Fragmenten uit een set lay-outannotaties
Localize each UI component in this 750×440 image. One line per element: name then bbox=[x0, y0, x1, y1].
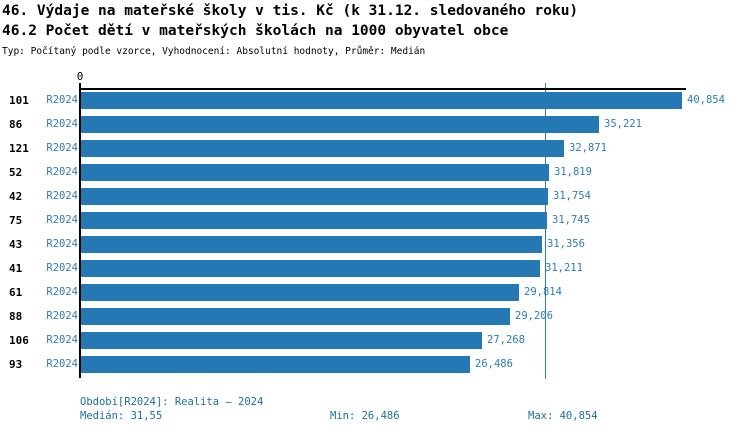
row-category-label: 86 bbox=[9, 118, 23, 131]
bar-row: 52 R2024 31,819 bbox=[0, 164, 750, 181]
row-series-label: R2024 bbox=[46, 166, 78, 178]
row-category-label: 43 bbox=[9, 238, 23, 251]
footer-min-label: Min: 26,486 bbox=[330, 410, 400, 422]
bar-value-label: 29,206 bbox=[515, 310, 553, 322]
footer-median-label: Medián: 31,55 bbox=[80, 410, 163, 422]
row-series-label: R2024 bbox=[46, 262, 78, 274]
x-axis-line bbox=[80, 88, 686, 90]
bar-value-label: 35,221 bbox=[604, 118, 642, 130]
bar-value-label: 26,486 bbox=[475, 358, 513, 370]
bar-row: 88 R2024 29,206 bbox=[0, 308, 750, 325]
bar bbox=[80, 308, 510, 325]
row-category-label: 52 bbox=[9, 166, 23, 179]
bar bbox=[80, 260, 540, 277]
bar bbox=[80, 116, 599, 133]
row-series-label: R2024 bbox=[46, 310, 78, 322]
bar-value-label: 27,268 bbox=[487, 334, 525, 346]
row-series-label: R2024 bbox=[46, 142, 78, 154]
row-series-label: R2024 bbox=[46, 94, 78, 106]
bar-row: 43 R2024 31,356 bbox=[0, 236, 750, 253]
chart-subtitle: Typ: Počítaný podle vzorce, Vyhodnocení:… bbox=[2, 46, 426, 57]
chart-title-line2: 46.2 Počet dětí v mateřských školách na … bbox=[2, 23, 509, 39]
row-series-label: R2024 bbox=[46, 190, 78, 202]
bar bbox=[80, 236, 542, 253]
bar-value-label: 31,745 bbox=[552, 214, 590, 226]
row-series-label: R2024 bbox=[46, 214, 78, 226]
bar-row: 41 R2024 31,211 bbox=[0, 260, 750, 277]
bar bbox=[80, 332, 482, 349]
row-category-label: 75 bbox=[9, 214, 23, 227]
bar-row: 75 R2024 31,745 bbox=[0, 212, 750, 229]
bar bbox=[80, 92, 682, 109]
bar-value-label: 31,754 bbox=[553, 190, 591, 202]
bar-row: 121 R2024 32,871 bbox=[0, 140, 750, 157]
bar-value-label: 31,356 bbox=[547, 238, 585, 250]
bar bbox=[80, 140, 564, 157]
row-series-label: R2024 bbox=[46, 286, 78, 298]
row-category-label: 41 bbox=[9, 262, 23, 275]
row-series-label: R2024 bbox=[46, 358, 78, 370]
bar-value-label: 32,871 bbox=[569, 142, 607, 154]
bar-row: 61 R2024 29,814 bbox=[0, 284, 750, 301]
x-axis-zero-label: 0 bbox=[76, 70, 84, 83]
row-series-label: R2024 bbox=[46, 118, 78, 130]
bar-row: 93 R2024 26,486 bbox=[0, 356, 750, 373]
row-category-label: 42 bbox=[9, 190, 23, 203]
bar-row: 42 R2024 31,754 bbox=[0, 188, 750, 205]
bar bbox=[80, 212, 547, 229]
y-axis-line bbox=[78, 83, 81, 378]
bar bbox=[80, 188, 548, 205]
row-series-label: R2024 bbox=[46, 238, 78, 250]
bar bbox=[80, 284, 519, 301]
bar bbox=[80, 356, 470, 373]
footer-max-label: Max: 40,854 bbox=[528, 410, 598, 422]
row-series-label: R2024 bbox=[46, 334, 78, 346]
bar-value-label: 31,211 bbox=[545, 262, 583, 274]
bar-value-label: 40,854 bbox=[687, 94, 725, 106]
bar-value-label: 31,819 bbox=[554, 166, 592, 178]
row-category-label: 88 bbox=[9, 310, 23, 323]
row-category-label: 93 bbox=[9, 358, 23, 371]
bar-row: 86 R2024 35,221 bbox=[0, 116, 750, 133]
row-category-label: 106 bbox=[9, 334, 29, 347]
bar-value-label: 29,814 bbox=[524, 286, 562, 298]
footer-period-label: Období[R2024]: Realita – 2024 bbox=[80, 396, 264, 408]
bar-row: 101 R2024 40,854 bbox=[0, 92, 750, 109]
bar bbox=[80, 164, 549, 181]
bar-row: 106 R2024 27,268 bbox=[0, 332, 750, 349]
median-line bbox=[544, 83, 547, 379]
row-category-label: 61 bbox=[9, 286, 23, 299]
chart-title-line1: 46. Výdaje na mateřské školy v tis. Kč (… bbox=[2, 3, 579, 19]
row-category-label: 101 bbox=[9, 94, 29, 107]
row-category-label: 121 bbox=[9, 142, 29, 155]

### Uit te voeren:
Filter het materiaal hierboven en neem elke regel over waarin de tekenreeks "category" voorkomt. Het verschil tussen hoofdletters en kleine letters telt mee.

### Resultaat:
row-category-label: 86 bbox=[9, 118, 23, 131]
row-category-label: 43 bbox=[9, 238, 23, 251]
row-category-label: 52 bbox=[9, 166, 23, 179]
row-category-label: 75 bbox=[9, 214, 23, 227]
row-category-label: 41 bbox=[9, 262, 23, 275]
row-category-label: 42 bbox=[9, 190, 23, 203]
row-category-label: 88 bbox=[9, 310, 23, 323]
row-category-label: 93 bbox=[9, 358, 23, 371]
row-category-label: 106 bbox=[9, 334, 29, 347]
row-category-label: 61 bbox=[9, 286, 23, 299]
row-category-label: 101 bbox=[9, 94, 29, 107]
row-category-label: 121 bbox=[9, 142, 29, 155]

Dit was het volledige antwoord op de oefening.